PROBLEM TO WORK ON
Omit the pictures from the entries below and retype everything else exactly.

AVAILABLE RECORDS
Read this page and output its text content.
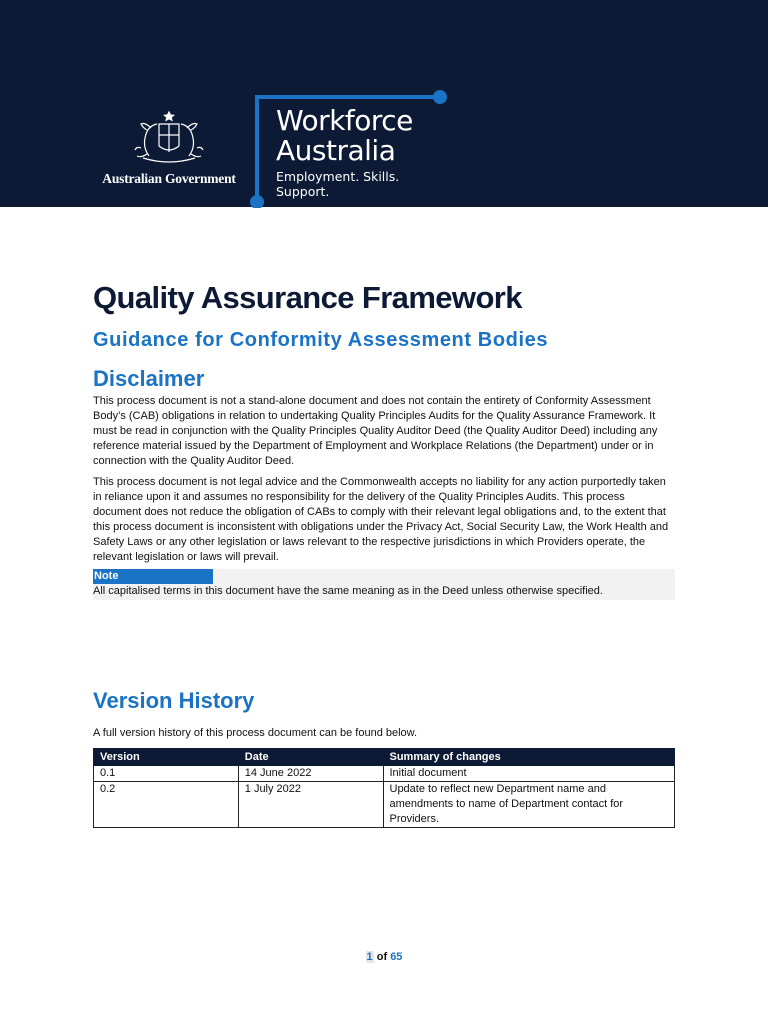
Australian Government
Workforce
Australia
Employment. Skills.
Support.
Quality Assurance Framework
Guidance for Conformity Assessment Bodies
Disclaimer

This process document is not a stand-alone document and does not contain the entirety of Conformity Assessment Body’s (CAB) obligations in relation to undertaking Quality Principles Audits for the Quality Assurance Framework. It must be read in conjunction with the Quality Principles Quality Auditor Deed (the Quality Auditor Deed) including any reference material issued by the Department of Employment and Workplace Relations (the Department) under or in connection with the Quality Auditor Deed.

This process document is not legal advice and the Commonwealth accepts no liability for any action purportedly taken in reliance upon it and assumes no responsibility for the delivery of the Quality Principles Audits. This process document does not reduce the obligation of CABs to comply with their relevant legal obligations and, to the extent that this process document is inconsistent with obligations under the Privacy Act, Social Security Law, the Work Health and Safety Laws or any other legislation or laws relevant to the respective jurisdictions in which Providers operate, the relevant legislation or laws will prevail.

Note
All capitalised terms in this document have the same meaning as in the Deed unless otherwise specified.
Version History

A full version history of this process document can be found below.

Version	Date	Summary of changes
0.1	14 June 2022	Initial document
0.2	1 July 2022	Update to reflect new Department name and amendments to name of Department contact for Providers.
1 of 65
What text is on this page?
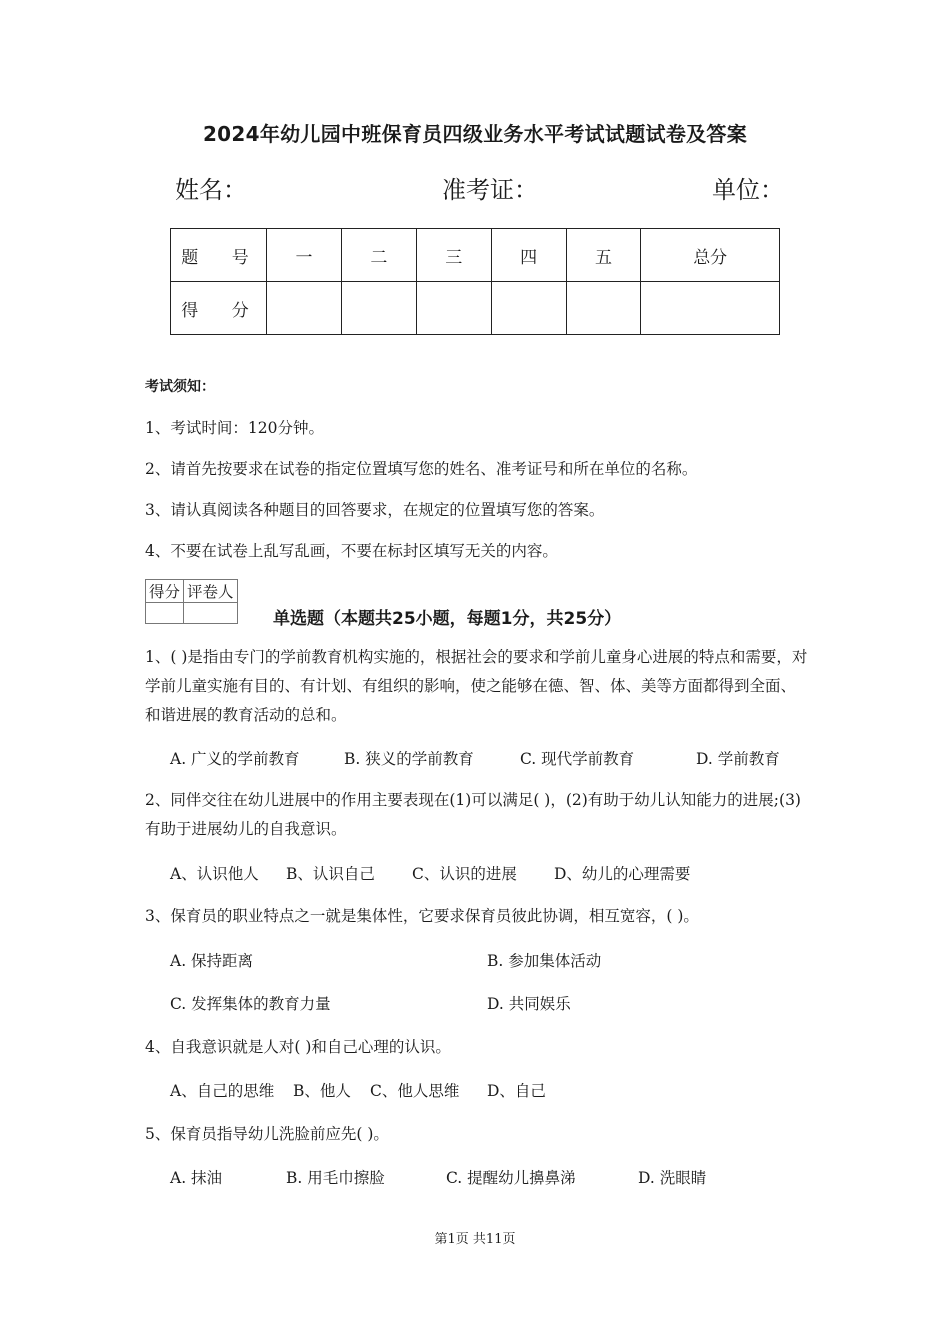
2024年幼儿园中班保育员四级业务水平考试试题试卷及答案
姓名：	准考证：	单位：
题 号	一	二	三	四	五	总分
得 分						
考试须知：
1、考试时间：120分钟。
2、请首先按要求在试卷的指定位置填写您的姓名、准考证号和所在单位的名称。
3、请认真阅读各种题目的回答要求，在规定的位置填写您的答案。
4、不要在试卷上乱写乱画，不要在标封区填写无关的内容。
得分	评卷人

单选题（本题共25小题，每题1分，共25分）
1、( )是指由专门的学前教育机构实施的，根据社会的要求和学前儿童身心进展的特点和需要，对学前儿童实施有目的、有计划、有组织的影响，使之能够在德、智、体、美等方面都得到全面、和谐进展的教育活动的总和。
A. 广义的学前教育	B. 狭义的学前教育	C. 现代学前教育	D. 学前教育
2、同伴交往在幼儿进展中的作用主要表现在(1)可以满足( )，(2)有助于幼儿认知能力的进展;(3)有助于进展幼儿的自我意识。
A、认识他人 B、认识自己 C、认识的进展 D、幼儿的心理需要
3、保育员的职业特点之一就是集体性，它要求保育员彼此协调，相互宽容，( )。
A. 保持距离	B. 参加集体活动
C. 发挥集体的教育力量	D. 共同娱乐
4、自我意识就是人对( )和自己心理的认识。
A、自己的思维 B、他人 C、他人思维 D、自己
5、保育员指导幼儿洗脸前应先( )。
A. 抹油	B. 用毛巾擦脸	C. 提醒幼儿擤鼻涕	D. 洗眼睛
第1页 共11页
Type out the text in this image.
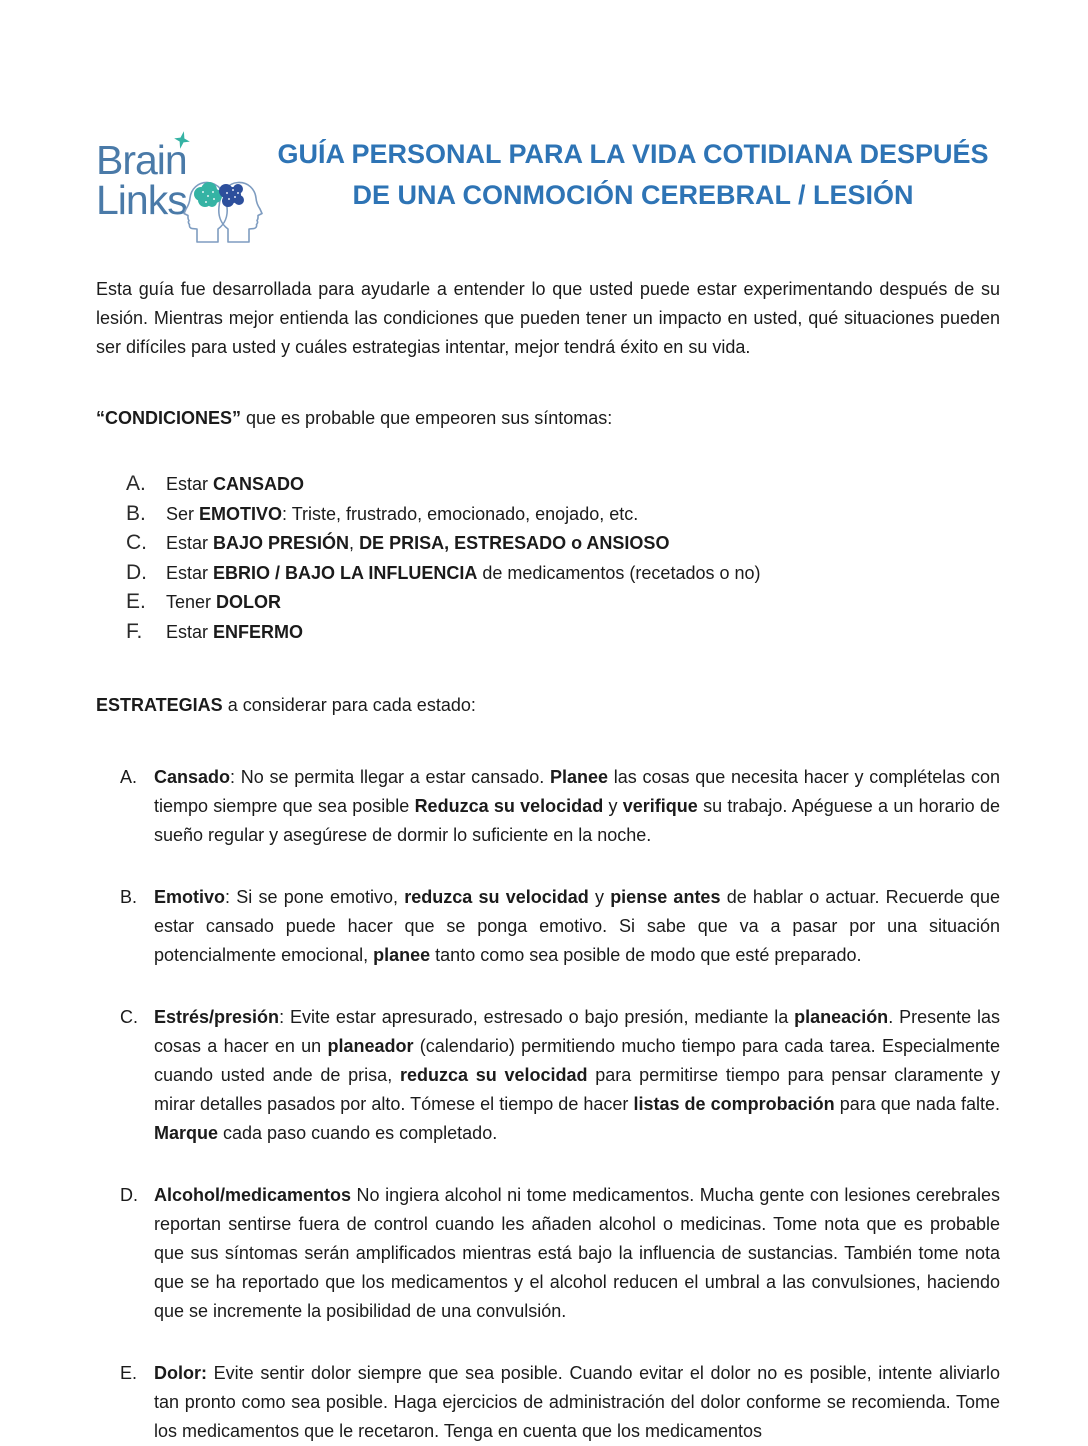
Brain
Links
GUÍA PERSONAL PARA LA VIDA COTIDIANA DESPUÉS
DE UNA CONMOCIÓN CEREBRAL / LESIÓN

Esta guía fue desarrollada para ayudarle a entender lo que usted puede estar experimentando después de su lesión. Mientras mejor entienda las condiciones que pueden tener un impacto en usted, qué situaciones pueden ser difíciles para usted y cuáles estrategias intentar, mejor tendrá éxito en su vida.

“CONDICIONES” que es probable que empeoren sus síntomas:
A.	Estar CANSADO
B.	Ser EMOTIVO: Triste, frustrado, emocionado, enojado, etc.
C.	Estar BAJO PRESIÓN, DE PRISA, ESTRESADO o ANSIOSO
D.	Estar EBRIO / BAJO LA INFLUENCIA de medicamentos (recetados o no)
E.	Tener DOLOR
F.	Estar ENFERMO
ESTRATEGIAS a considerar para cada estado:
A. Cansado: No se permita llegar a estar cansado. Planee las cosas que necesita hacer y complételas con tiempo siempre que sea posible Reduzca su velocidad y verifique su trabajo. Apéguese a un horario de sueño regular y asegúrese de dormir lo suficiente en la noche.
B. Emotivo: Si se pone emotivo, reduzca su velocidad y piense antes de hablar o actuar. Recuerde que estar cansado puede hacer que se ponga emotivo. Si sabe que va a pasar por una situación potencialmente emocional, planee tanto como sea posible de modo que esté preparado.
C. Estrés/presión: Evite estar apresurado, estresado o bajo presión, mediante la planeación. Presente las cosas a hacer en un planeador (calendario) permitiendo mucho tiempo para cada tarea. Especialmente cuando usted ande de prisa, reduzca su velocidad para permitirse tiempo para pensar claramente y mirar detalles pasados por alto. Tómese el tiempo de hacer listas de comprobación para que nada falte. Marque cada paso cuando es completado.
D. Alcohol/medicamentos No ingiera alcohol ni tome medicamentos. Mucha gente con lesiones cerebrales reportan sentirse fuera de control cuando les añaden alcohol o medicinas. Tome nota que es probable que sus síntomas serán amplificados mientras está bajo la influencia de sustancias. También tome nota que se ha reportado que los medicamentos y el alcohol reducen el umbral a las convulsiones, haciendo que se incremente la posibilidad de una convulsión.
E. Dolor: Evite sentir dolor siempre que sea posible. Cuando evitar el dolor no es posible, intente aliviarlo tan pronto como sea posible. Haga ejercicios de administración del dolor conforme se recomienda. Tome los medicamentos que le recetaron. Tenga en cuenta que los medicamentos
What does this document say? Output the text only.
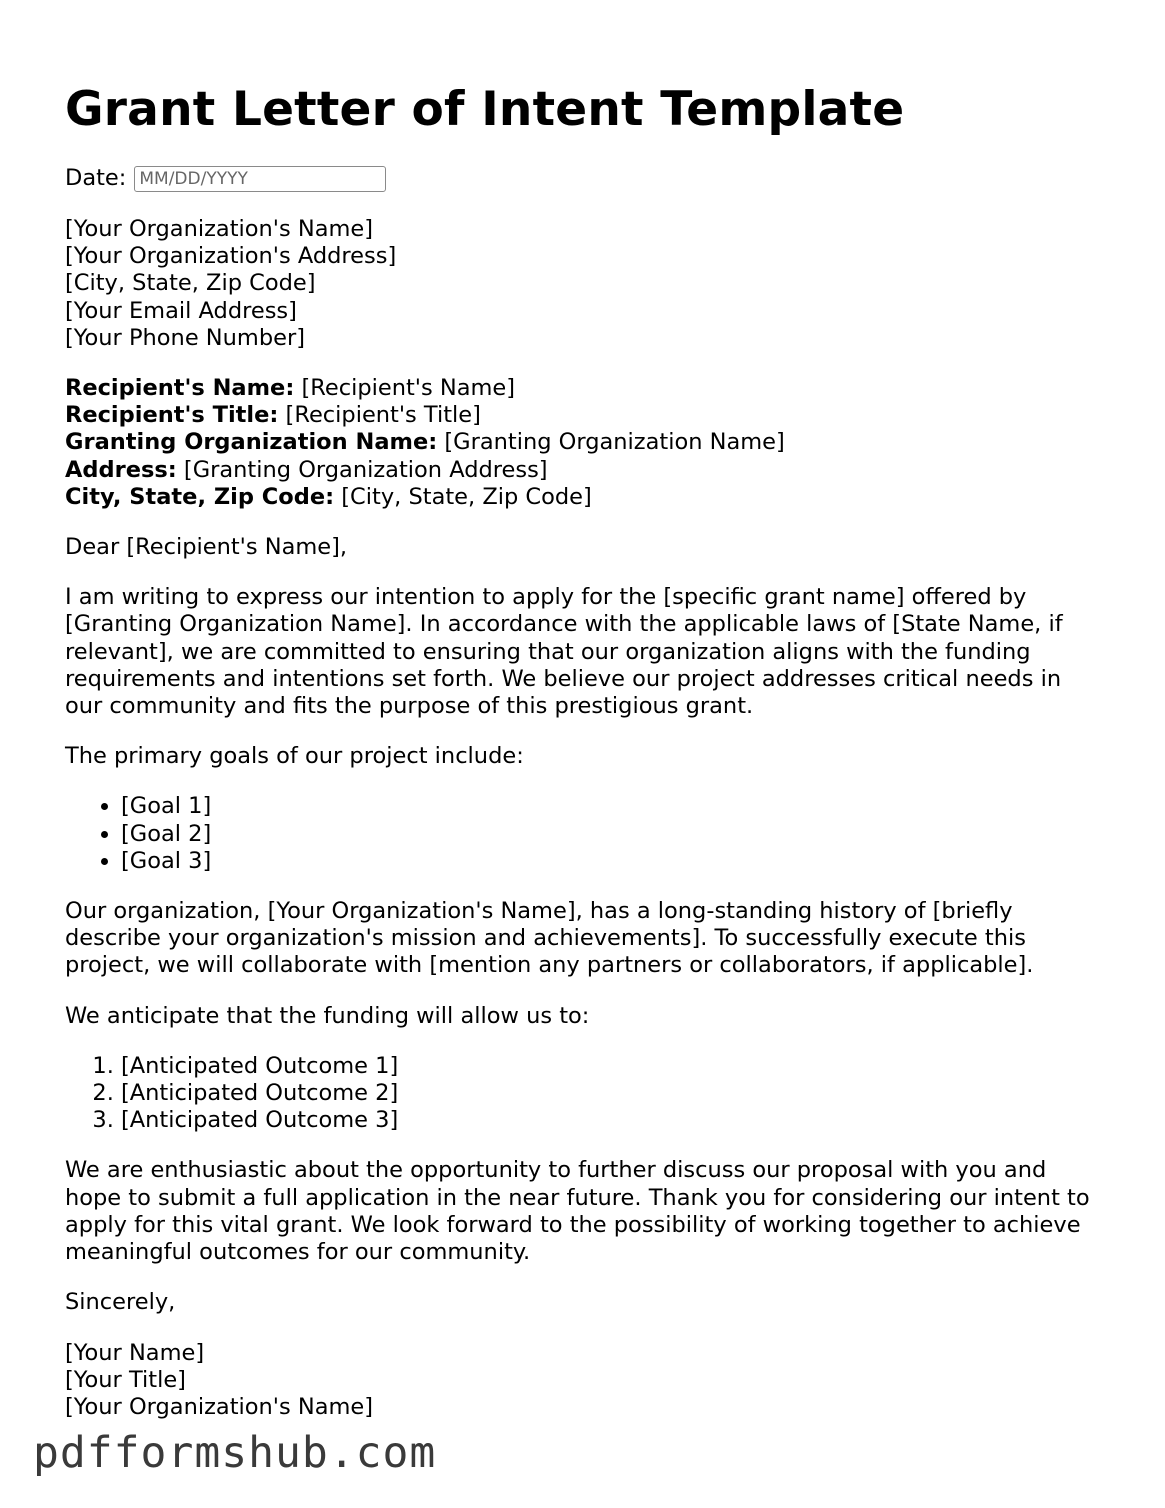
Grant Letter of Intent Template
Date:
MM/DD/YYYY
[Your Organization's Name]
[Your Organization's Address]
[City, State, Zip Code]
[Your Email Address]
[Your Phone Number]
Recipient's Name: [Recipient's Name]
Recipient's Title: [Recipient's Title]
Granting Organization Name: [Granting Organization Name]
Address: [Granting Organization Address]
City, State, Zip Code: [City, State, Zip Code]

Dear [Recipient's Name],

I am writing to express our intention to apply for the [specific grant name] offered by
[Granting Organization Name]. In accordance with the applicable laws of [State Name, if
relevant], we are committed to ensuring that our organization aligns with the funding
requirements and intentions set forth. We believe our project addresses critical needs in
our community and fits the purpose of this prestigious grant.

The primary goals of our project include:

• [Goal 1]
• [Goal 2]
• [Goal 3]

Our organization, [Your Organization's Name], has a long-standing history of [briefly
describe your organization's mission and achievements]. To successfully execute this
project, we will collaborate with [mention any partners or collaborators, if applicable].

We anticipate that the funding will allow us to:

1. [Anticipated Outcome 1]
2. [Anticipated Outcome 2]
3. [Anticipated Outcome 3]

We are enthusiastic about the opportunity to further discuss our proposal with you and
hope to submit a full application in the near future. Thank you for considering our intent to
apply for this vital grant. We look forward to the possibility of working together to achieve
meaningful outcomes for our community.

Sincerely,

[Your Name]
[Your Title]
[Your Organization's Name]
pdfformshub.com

REPLY
Read this page and output its text content.
Australian Government
Workforce
Australia
Employment. Skills.
Support.
Quality Assurance Framework
Guidance for Conformity Assessment Bodies
Disclaimer

This process document is not a stand-alone document and does not contain the entirety of Conformity Assessment Body’s (CAB) obligations in relation to undertaking Quality Principles Audits for the Quality Assurance Framework. It must be read in conjunction with the Quality Principles Quality Auditor Deed (the Quality Auditor Deed) including any reference material issued by the Department of Employment and Workplace Relations (the Department) under or in connection with the Quality Auditor Deed.

This process document is not legal advice and the Commonwealth accepts no liability for any action purportedly taken in reliance upon it and assumes no responsibility for the delivery of the Quality Principles Audits. This process document does not reduce the obligation of CABs to comply with their relevant legal obligations and, to the extent that this process document is inconsistent with obligations under the Privacy Act, Social Security Law, the Work Health and Safety Laws or any other legislation or laws relevant to the respective jurisdictions in which Providers operate, the relevant legislation or laws will prevail.

Note
All capitalised terms in this document have the same meaning as in the Deed unless otherwise specified.
Version History

A full version history of this process document can be found below.

Version	Date	Summary of changes
0.1	14 June 2022	Initial document
0.2	1 July 2022	Update to reflect new Department name and amendments to name of Department contact for Providers.
1 of 65
What text is on this page?
2024年幼儿园中班保育员四级业务水平考试试题试卷及答案
姓名：	准考证：	单位：
题 号	一	二	三	四	五	总分
得 分						
考试须知：
1、考试时间：120分钟。
2、请首先按要求在试卷的指定位置填写您的姓名、准考证号和所在单位的名称。
3、请认真阅读各种题目的回答要求，在规定的位置填写您的答案。
4、不要在试卷上乱写乱画，不要在标封区填写无关的内容。
得分	评卷人

单选题（本题共25小题，每题1分，共25分）
1、( )是指由专门的学前教育机构实施的，根据社会的要求和学前儿童身心进展的特点和需要，对学前儿童实施有目的、有计划、有组织的影响，使之能够在德、智、体、美等方面都得到全面、和谐进展的教育活动的总和。
A. 广义的学前教育	B. 狭义的学前教育	C. 现代学前教育	D. 学前教育
2、同伴交往在幼儿进展中的作用主要表现在(1)可以满足( )，(2)有助于幼儿认知能力的进展;(3)有助于进展幼儿的自我意识。
A、认识他人 B、认识自己 C、认识的进展 D、幼儿的心理需要
3、保育员的职业特点之一就是集体性，它要求保育员彼此协调，相互宽容，( )。
A. 保持距离	B. 参加集体活动
C. 发挥集体的教育力量	D. 共同娱乐
4、自我意识就是人对( )和自己心理的认识。
A、自己的思维 B、他人 C、他人思维 D、自己
5、保育员指导幼儿洗脸前应先( )。
A. 抹油	B. 用毛巾擦脸	C. 提醒幼儿擤鼻涕	D. 洗眼睛
第1页 共11页
Type out the text in this image.
Brain
Links
GUÍA PERSONAL PARA LA VIDA COTIDIANA DESPUÉS
DE UNA CONMOCIÓN CEREBRAL / LESIÓN

Esta guía fue desarrollada para ayudarle a entender lo que usted puede estar experimentando después de su lesión. Mientras mejor entienda las condiciones que pueden tener un impacto en usted, qué situaciones pueden ser difíciles para usted y cuáles estrategias intentar, mejor tendrá éxito en su vida.

“CONDICIONES” que es probable que empeoren sus síntomas:
A.	Estar CANSADO
B.	Ser EMOTIVO: Triste, frustrado, emocionado, enojado, etc.
C.	Estar BAJO PRESIÓN, DE PRISA, ESTRESADO o ANSIOSO
D.	Estar EBRIO / BAJO LA INFLUENCIA de medicamentos (recetados o no)
E.	Tener DOLOR
F.	Estar ENFERMO
ESTRATEGIAS a considerar para cada estado:
A. Cansado: No se permita llegar a estar cansado. Planee las cosas que necesita hacer y complételas con tiempo siempre que sea posible Reduzca su velocidad y verifique su trabajo. Apéguese a un horario de sueño regular y asegúrese de dormir lo suficiente en la noche.
B. Emotivo: Si se pone emotivo, reduzca su velocidad y piense antes de hablar o actuar. Recuerde que estar cansado puede hacer que se ponga emotivo. Si sabe que va a pasar por una situación potencialmente emocional, planee tanto como sea posible de modo que esté preparado.
C. Estrés/presión: Evite estar apresurado, estresado o bajo presión, mediante la planeación. Presente las cosas a hacer en un planeador (calendario) permitiendo mucho tiempo para cada tarea. Especialmente cuando usted ande de prisa, reduzca su velocidad para permitirse tiempo para pensar claramente y mirar detalles pasados por alto. Tómese el tiempo de hacer listas de comprobación para que nada falte. Marque cada paso cuando es completado.
D. Alcohol/medicamentos No ingiera alcohol ni tome medicamentos. Mucha gente con lesiones cerebrales reportan sentirse fuera de control cuando les añaden alcohol o medicinas. Tome nota que es probable que sus síntomas serán amplificados mientras está bajo la influencia de sustancias. También tome nota que se ha reportado que los medicamentos y el alcohol reducen el umbral a las convulsiones, haciendo que se incremente la posibilidad de una convulsión.
E. Dolor: Evite sentir dolor siempre que sea posible. Cuando evitar el dolor no es posible, intente aliviarlo tan pronto como sea posible. Haga ejercicios de administración del dolor conforme se recomienda. Tome los medicamentos que le recetaron. Tenga en cuenta que los medicamentos
What does this document say? Output the text only.
Grant Letter of Intent Template
Date:
MM/DD/YYYY
[Your Organization's Name]
[Your Organization's Address]
[City, State, Zip Code]
[Your Email Address]
[Your Phone Number]
Recipient's Name: [Recipient's Name]
Recipient's Title: [Recipient's Title]
Granting Organization Name: [Granting Organization Name]
Address: [Granting Organization Address]
City, State, Zip Code: [City, State, Zip Code]

Dear [Recipient's Name],

I am writing to express our intention to apply for the [specific grant name] offered by
[Granting Organization Name]. In accordance with the applicable laws of [State Name, if
relevant], we are committed to ensuring that our organization aligns with the funding
requirements and intentions set forth. We believe our project addresses critical needs in
our community and fits the purpose of this prestigious grant.

The primary goals of our project include:

• [Goal 1]
• [Goal 2]
• [Goal 3]

Our organization, [Your Organization's Name], has a long-standing history of [briefly
describe your organization's mission and achievements]. To successfully execute this
project, we will collaborate with [mention any partners or collaborators, if applicable].

We anticipate that the funding will allow us to:

1. [Anticipated Outcome 1]
2. [Anticipated Outcome 2]
3. [Anticipated Outcome 3]

We are enthusiastic about the opportunity to further discuss our proposal with you and
hope to submit a full application in the near future. Thank you for considering our intent to
apply for this vital grant. We look forward to the possibility of working together to achieve
meaningful outcomes for our community.

Sincerely,

[Your Name]
[Your Title]
[Your Organization's Name]
pdfformshub.com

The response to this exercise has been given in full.